Data entries
-*-

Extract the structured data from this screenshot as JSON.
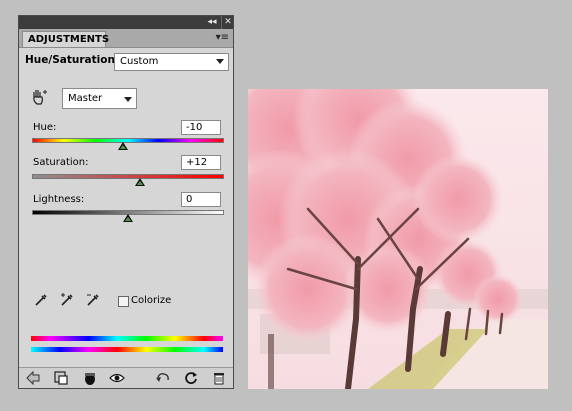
{
  "panel": {
    "tab_label": "ADJUSTMENTS",
    "preset_title": "Hue/Saturation",
    "preset_value": "Custom",
    "channel_value": "Master",
    "hue": {
      "label": "Hue:",
      "value": "-10",
      "level": -10
    },
    "saturation": {
      "label": "Saturation:",
      "value": "+12",
      "level": 12
    },
    "lightness": {
      "label": "Lightness:",
      "value": "0",
      "level": 0
    },
    "colorize_label": "Colorize",
    "colorize_checked": false
  },
  "icons": {
    "titlebar": [
      "collapse-icon",
      "close-icon"
    ],
    "panel_menu": "panel-menu-icon",
    "targeted_adjustment": "hand-adjust-icon",
    "droppers": [
      "eyedropper-icon",
      "eyedropper-plus-icon",
      "eyedropper-minus-icon"
    ],
    "bottom": [
      "return-arrow-icon",
      "clip-layer-icon",
      "visibility-circle-icon",
      "eye-icon",
      "previous-state-icon",
      "reset-icon",
      "trash-icon"
    ]
  },
  "colors": {
    "panel_bg": "#d6d6d6",
    "titlebar_bg": "#3c3c3c",
    "window_bg": "#c0c0c0",
    "slider_thumb_green": "#4f9a4a"
  },
  "photo": {
    "subject": "pink cherry blossom trees lining a path"
  }
}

-*-

● **GOAL OF THE EXERCISE**
The records above need to be given again exactly. Omit the pictures.

● **FINISHED EXERCISE**
Extract the structured data from this screenshot as JSON.
{
  "panel": {
    "tab_label": "ADJUSTMENTS",
    "preset_title": "Hue/Saturation",
    "preset_value": "Custom",
    "channel_value": "Master",
    "hue": {
      "label": "Hue:",
      "value": "-10",
      "level": -10
    },
    "saturation": {
      "label": "Saturation:",
      "value": "+12",
      "level": 12
    },
    "lightness": {
      "label": "Lightness:",
      "value": "0",
      "level": 0
    },
    "colorize_label": "Colorize",
    "colorize_checked": false
  },
  "icons": {
    "titlebar": [
      "collapse-icon",
      "close-icon"
    ],
    "panel_menu": "panel-menu-icon",
    "targeted_adjustment": "hand-adjust-icon",
    "droppers": [
      "eyedropper-icon",
      "eyedropper-plus-icon",
      "eyedropper-minus-icon"
    ],
    "bottom": [
      "return-arrow-icon",
      "clip-layer-icon",
      "visibility-circle-icon",
      "eye-icon",
      "previous-state-icon",
      "reset-icon",
      "trash-icon"
    ]
  },
  "colors": {
    "panel_bg": "#d6d6d6",
    "titlebar_bg": "#3c3c3c",
    "window_bg": "#c0c0c0",
    "slider_thumb_green": "#4f9a4a"
  },
  "photo": {
    "subject": "pink cherry blossom trees lining a path"
  }
}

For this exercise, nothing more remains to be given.